#### Set problem:
Return the whole listing, keeping every character the same.

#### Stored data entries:
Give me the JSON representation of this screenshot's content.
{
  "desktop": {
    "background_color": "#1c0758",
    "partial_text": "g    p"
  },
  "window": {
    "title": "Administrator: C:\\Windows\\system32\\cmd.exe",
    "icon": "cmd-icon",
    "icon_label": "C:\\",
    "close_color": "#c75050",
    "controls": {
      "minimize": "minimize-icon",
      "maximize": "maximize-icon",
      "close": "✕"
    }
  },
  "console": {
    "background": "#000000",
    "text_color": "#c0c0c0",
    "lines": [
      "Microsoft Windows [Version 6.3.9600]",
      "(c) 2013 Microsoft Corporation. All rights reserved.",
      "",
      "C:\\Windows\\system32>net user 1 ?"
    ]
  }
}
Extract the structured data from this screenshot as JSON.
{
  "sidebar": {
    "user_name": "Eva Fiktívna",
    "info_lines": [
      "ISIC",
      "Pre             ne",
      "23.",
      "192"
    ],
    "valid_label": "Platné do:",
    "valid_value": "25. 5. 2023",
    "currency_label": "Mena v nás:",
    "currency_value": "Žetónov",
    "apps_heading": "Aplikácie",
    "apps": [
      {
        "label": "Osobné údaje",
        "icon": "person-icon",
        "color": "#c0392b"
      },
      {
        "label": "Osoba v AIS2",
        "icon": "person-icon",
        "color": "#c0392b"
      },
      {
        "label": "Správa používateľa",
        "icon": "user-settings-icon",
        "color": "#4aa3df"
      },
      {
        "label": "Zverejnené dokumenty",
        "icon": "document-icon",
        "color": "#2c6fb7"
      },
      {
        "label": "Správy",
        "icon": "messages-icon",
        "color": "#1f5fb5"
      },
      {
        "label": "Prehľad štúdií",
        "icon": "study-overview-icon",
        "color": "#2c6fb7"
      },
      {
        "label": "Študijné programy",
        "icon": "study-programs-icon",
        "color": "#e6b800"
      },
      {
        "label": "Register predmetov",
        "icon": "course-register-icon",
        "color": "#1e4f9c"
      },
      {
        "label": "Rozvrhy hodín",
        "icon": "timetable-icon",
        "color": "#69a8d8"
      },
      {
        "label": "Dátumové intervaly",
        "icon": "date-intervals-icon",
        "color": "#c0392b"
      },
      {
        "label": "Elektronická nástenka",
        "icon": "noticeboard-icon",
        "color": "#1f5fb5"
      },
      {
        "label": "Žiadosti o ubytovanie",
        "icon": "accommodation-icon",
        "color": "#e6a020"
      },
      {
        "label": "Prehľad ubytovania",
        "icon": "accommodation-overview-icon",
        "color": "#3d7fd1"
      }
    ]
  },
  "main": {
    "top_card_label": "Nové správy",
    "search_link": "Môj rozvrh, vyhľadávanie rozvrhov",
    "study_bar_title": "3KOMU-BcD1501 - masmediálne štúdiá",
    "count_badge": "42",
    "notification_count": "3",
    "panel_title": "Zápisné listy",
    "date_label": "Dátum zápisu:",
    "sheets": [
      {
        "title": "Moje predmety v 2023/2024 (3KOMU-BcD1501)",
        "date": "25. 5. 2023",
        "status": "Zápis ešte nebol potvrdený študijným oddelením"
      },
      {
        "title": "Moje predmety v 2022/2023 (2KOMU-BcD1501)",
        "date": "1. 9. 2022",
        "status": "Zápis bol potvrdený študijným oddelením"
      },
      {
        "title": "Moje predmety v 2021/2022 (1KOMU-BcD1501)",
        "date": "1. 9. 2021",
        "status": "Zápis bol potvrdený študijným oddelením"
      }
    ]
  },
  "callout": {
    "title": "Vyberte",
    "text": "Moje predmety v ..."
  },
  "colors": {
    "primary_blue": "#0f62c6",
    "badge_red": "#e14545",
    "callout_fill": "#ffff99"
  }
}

#### Output of the exercise:
Give me the JSON representation of this screenshot's content.
{
  "desktop": {
    "background_color": "#1c0758",
    "partial_text": "g    p"
  },
  "window": {
    "title": "Administrator: C:\\Windows\\system32\\cmd.exe",
    "icon": "cmd-icon",
    "icon_label": "C:\\",
    "close_color": "#c75050",
    "controls": {
      "minimize": "minimize-icon",
      "maximize": "maximize-icon",
      "close": "✕"
    }
  },
  "console": {
    "background": "#000000",
    "text_color": "#c0c0c0",
    "lines": [
      "Microsoft Windows [Version 6.3.9600]",
      "(c) 2013 Microsoft Corporation. All rights reserved.",
      "",
      "C:\\Windows\\system32>net user 1 ?"
    ]
  }
}
Extract the structured data from this screenshot as JSON.
{
  "sidebar": {
    "user_name": "Eva Fiktívna",
    "info_lines": [
      "ISIC",
      "Pre             ne",
      "23.",
      "192"
    ],
    "valid_label": "Platné do:",
    "valid_value": "25. 5. 2023",
    "currency_label": "Mena v nás:",
    "currency_value": "Žetónov",
    "apps_heading": "Aplikácie",
    "apps": [
      {
        "label": "Osobné údaje",
        "icon": "person-icon",
        "color": "#c0392b"
      },
      {
        "label": "Osoba v AIS2",
        "icon": "person-icon",
        "color": "#c0392b"
      },
      {
        "label": "Správa používateľa",
        "icon": "user-settings-icon",
        "color": "#4aa3df"
      },
      {
        "label": "Zverejnené dokumenty",
        "icon": "document-icon",
        "color": "#2c6fb7"
      },
      {
        "label": "Správy",
        "icon": "messages-icon",
        "color": "#1f5fb5"
      },
      {
        "label": "Prehľad štúdií",
        "icon": "study-overview-icon",
        "color": "#2c6fb7"
      },
      {
        "label": "Študijné programy",
        "icon": "study-programs-icon",
        "color": "#e6b800"
      },
      {
        "label": "Register predmetov",
        "icon": "course-register-icon",
        "color": "#1e4f9c"
      },
      {
        "label": "Rozvrhy hodín",
        "icon": "timetable-icon",
        "color": "#69a8d8"
      },
      {
        "label": "Dátumové intervaly",
        "icon": "date-intervals-icon",
        "color": "#c0392b"
      },
      {
        "label": "Elektronická nástenka",
        "icon": "noticeboard-icon",
        "color": "#1f5fb5"
      },
      {
        "label": "Žiadosti o ubytovanie",
        "icon": "accommodation-icon",
        "color": "#e6a020"
      },
      {
        "label": "Prehľad ubytovania",
        "icon": "accommodation-overview-icon",
        "color": "#3d7fd1"
      }
    ]
  },
  "main": {
    "top_card_label": "Nové správy",
    "search_link": "Môj rozvrh, vyhľadávanie rozvrhov",
    "study_bar_title": "3KOMU-BcD1501 - masmediálne štúdiá",
    "count_badge": "42",
    "notification_count": "3",
    "panel_title": "Zápisné listy",
    "date_label": "Dátum zápisu:",
    "sheets": [
      {
        "title": "Moje predmety v 2023/2024 (3KOMU-BcD1501)",
        "date": "25. 5. 2023",
        "status": "Zápis ešte nebol potvrdený študijným oddelením"
      },
      {
        "title": "Moje predmety v 2022/2023 (2KOMU-BcD1501)",
        "date": "1. 9. 2022",
        "status": "Zápis bol potvrdený študijným oddelením"
      },
      {
        "title": "Moje predmety v 2021/2022 (1KOMU-BcD1501)",
        "date": "1. 9. 2021",
        "status": "Zápis bol potvrdený študijným oddelením"
      }
    ]
  },
  "callout": {
    "title": "Vyberte",
    "text": "Moje predmety v ..."
  },
  "colors": {
    "primary_blue": "#0f62c6",
    "badge_red": "#e14545",
    "callout_fill": "#ffff99"
  }
}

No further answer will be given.